==== GIVEN RECORDS ====

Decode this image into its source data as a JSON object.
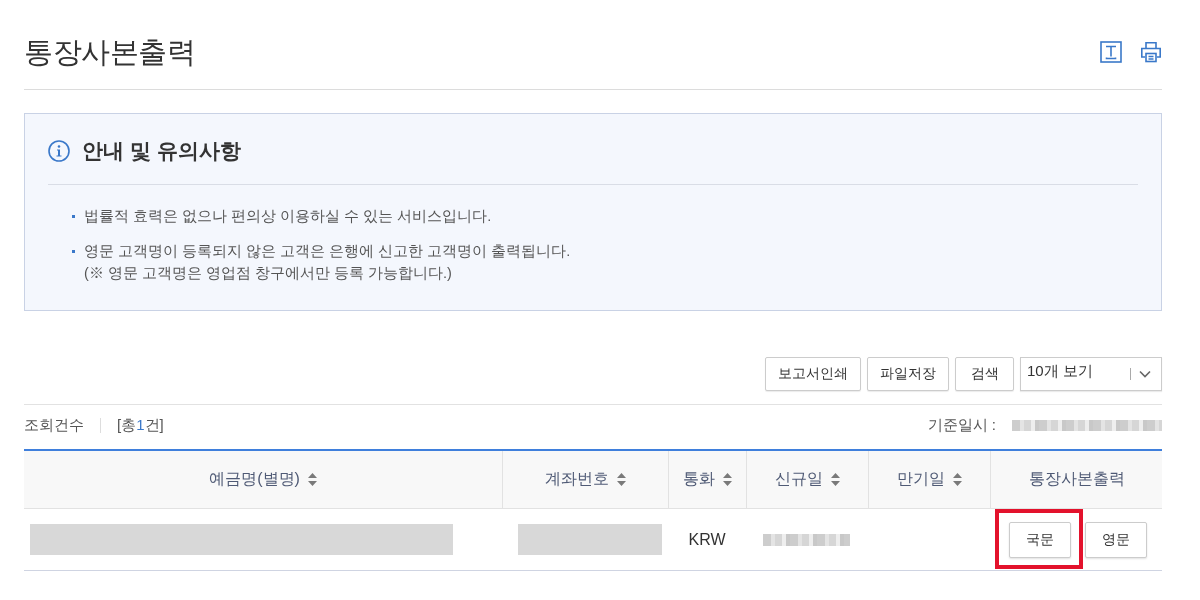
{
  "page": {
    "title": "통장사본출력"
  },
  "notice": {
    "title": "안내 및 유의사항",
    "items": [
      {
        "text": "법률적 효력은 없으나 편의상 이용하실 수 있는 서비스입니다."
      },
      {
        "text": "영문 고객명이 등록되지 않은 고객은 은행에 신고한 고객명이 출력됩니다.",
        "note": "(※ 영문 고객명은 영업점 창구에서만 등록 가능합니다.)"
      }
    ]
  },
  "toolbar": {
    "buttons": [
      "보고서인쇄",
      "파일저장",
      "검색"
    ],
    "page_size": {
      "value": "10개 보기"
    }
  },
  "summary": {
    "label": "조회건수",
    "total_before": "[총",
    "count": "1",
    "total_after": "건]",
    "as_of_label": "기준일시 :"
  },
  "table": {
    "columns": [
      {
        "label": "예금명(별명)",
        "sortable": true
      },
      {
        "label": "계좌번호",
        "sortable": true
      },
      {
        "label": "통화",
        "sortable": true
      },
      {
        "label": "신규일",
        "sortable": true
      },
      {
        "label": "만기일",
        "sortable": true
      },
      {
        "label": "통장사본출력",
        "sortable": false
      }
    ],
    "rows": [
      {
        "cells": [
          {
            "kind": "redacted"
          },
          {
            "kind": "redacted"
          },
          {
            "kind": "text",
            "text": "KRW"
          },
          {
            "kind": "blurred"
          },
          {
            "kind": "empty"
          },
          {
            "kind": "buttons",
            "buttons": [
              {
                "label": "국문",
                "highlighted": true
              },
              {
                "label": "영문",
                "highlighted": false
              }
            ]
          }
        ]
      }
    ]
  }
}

====

## GIVEN PROBLEM:
Copy the listing exactly. Any image in it stays out of the copy.

## RESPONSE:
Decode this image into its source data as a JSON object.
{
  "page": {
    "title": "통장사본출력"
  },
  "notice": {
    "title": "안내 및 유의사항",
    "items": [
      {
        "text": "법률적 효력은 없으나 편의상 이용하실 수 있는 서비스입니다."
      },
      {
        "text": "영문 고객명이 등록되지 않은 고객은 은행에 신고한 고객명이 출력됩니다.",
        "note": "(※ 영문 고객명은 영업점 창구에서만 등록 가능합니다.)"
      }
    ]
  },
  "toolbar": {
    "buttons": [
      "보고서인쇄",
      "파일저장",
      "검색"
    ],
    "page_size": {
      "value": "10개 보기"
    }
  },
  "summary": {
    "label": "조회건수",
    "total_before": "[총",
    "count": "1",
    "total_after": "건]",
    "as_of_label": "기준일시 :"
  },
  "table": {
    "columns": [
      {
        "label": "예금명(별명)",
        "sortable": true
      },
      {
        "label": "계좌번호",
        "sortable": true
      },
      {
        "label": "통화",
        "sortable": true
      },
      {
        "label": "신규일",
        "sortable": true
      },
      {
        "label": "만기일",
        "sortable": true
      },
      {
        "label": "통장사본출력",
        "sortable": false
      }
    ],
    "rows": [
      {
        "cells": [
          {
            "kind": "redacted"
          },
          {
            "kind": "redacted"
          },
          {
            "kind": "text",
            "text": "KRW"
          },
          {
            "kind": "blurred"
          },
          {
            "kind": "empty"
          },
          {
            "kind": "buttons",
            "buttons": [
              {
                "label": "국문",
                "highlighted": true
              },
              {
                "label": "영문",
                "highlighted": false
              }
            ]
          }
        ]
      }
    ]
  }
}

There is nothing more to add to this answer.